=== Given problem ===
Single out each line with the word "High" and copy it.

Stored dataset items:
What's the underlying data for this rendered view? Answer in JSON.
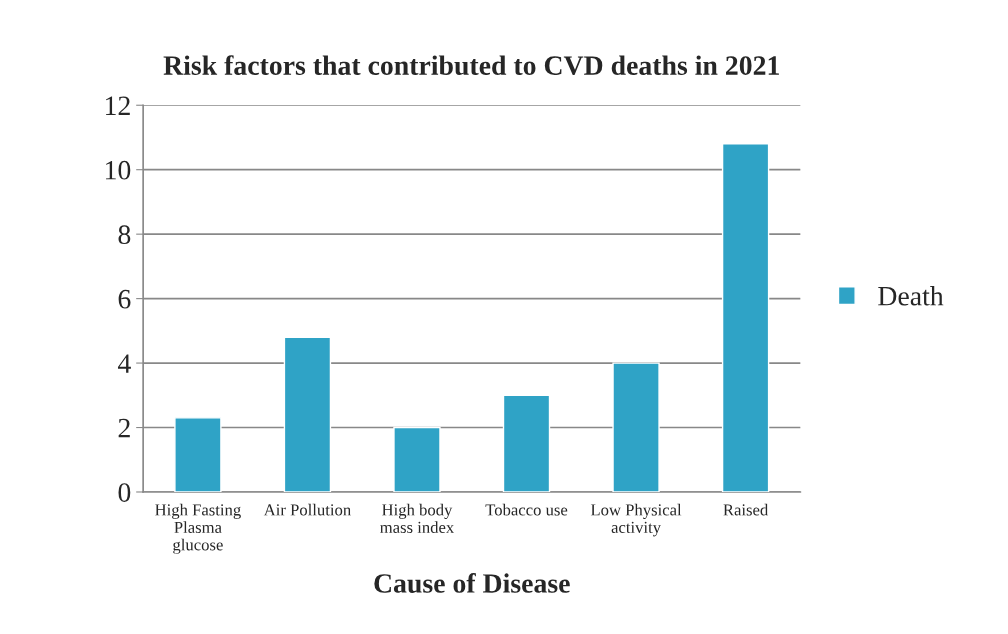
{
  "chart_data": {
    "type": "bar",
    "title": "Risk factors that contributed to CVD deaths in 2021",
    "xlabel": "Cause of Disease",
    "categories": [
      "High Fasting\nPlasma\nglucose",
      "Air Pollution",
      "High body\nmass index",
      "Tobacco use",
      "Low Physical\nactivity",
      "Raised"
    ],
    "series": [
      {
        "name": "Death",
        "color": "#2fa3c6",
        "values": [
          2.3,
          4.8,
          2.0,
          3.0,
          4.0,
          10.8
        ]
      }
    ],
    "ylim": [
      0,
      12
    ],
    "yticks": [
      0,
      2,
      4,
      6,
      8,
      10,
      12
    ],
    "grid": "y",
    "legend": "right"
  }
}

=== Expected answer ===
      "High Fasting\nPlasma\nglucose",
      "High body\nmass index",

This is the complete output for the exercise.